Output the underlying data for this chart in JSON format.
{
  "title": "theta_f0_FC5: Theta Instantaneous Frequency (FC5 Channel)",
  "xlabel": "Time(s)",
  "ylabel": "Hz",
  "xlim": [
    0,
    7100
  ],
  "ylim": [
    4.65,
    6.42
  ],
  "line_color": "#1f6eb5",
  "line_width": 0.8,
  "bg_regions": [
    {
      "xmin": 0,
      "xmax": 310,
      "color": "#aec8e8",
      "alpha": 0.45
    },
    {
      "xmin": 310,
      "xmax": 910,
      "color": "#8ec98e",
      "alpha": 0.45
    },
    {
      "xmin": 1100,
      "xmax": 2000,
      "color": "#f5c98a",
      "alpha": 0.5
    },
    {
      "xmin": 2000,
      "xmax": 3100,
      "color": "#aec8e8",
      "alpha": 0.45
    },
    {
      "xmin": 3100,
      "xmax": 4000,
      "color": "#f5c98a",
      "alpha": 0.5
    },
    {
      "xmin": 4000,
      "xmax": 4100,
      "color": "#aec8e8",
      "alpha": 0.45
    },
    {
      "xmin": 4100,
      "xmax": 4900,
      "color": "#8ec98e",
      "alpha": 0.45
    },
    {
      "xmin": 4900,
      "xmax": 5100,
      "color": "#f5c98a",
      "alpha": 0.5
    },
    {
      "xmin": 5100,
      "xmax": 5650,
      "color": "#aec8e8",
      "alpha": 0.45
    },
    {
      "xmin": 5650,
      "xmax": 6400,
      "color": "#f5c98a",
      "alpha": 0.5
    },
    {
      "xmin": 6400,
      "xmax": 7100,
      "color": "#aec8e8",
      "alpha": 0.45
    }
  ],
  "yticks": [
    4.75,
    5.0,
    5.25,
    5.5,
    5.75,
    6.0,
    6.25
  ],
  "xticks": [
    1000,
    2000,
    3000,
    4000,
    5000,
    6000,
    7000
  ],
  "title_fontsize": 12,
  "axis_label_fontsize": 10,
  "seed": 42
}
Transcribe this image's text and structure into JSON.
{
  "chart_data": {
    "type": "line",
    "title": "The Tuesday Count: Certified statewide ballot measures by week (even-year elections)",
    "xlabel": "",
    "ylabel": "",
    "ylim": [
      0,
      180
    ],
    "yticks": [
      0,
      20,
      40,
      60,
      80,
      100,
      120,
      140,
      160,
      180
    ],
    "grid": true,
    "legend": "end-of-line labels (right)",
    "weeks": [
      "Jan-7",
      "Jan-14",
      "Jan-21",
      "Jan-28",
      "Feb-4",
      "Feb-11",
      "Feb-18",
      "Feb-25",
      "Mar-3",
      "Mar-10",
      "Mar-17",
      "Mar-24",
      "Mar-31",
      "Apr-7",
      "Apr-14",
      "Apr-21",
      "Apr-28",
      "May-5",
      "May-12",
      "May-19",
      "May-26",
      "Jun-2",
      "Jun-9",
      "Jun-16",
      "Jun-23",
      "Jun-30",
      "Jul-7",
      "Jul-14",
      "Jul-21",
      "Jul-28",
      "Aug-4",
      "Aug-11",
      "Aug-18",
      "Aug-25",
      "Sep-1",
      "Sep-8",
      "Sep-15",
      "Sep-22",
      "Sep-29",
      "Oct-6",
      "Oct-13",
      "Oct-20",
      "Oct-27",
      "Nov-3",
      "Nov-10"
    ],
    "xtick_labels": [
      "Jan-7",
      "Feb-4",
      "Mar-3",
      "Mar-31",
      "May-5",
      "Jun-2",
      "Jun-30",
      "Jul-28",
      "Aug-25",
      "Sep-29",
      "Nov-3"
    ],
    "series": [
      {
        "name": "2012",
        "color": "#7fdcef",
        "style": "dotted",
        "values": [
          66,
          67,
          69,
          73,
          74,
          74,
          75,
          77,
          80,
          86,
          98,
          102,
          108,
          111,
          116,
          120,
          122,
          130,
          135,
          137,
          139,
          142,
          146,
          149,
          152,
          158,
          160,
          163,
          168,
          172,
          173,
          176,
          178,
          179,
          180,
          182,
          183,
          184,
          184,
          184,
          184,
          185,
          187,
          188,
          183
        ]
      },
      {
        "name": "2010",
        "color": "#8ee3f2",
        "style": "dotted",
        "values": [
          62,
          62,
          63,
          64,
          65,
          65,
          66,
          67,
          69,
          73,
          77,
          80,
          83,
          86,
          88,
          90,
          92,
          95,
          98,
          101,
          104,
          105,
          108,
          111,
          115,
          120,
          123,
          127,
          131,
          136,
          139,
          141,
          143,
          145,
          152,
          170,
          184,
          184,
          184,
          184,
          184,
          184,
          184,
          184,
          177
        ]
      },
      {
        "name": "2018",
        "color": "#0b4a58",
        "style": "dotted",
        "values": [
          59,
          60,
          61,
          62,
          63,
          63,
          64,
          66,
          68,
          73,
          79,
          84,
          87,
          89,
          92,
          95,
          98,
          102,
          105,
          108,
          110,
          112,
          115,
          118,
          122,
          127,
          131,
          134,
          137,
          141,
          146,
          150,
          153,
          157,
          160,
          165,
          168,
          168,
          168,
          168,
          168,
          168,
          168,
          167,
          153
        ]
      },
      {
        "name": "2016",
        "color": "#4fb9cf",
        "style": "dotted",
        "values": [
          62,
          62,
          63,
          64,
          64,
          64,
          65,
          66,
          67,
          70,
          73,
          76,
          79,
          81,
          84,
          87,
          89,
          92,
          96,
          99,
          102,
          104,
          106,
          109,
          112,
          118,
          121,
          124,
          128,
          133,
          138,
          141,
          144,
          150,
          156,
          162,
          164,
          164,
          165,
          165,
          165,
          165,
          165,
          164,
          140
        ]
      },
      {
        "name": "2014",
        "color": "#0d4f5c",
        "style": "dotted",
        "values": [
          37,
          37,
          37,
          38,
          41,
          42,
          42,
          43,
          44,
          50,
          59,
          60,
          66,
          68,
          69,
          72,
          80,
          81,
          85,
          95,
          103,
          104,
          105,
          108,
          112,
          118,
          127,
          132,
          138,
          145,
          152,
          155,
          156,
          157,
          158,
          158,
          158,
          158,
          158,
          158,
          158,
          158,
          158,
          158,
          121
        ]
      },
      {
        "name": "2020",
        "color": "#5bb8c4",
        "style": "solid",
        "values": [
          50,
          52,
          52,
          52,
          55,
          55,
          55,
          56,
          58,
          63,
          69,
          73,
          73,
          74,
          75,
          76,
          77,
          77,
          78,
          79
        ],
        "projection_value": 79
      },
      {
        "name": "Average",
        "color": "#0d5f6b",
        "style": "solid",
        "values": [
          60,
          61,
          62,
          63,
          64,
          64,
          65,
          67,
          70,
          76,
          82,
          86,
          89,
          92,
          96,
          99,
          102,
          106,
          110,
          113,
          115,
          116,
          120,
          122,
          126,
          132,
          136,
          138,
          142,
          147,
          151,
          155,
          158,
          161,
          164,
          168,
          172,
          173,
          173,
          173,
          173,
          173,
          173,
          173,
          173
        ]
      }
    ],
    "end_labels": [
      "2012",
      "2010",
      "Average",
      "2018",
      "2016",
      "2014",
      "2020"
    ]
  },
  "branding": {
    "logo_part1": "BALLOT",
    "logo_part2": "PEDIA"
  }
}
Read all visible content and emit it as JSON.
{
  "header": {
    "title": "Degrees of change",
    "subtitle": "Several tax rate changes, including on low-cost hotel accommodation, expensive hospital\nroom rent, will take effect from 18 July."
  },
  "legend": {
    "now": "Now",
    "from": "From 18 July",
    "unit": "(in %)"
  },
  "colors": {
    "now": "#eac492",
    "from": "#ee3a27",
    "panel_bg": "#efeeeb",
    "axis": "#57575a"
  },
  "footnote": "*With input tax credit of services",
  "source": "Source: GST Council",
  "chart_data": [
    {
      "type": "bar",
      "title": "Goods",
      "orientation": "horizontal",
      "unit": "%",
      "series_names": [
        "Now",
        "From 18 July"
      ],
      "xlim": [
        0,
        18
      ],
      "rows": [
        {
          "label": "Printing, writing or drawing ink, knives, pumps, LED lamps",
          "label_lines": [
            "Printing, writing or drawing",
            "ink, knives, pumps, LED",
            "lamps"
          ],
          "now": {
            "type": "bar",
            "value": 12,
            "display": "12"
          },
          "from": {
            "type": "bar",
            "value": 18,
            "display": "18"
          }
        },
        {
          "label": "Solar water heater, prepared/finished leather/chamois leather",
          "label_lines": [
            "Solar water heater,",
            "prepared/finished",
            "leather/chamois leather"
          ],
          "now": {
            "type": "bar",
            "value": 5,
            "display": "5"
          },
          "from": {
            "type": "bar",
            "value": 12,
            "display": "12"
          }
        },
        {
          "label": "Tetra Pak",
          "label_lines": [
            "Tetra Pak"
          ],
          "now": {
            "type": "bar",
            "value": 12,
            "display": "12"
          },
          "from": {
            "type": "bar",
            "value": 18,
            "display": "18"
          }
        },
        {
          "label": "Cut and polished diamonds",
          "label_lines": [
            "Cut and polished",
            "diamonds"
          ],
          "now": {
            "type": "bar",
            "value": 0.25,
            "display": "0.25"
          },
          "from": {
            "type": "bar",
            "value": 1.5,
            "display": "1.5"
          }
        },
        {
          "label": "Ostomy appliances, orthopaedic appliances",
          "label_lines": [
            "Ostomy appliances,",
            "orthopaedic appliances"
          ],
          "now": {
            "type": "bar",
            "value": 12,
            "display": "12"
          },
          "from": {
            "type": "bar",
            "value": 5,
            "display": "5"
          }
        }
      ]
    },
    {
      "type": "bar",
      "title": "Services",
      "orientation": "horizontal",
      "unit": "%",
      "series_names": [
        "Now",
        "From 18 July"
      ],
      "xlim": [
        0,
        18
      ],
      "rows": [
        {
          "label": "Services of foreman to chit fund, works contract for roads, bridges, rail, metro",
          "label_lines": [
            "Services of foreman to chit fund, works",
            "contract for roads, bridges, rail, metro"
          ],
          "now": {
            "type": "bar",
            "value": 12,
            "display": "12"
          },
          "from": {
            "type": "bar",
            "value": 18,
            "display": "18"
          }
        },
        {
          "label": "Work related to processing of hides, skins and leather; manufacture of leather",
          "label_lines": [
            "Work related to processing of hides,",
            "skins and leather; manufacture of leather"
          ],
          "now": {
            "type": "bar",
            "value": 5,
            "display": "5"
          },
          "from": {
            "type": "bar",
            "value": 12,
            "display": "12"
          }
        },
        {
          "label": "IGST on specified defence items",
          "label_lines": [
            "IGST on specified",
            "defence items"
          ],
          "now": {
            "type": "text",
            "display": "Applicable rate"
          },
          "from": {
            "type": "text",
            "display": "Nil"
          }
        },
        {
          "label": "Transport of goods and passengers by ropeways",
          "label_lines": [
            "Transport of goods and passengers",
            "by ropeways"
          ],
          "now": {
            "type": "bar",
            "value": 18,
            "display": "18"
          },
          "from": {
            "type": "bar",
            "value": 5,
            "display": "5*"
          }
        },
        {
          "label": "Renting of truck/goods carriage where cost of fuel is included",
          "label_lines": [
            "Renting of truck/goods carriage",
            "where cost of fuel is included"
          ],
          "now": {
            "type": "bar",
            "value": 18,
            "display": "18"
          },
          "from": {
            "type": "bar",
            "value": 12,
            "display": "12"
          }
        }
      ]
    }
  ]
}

=-=-=

__Prompt__: Among the entries above, how many lines hold the word "manufacture"? Reply with only that number.

__Response to this task__: 2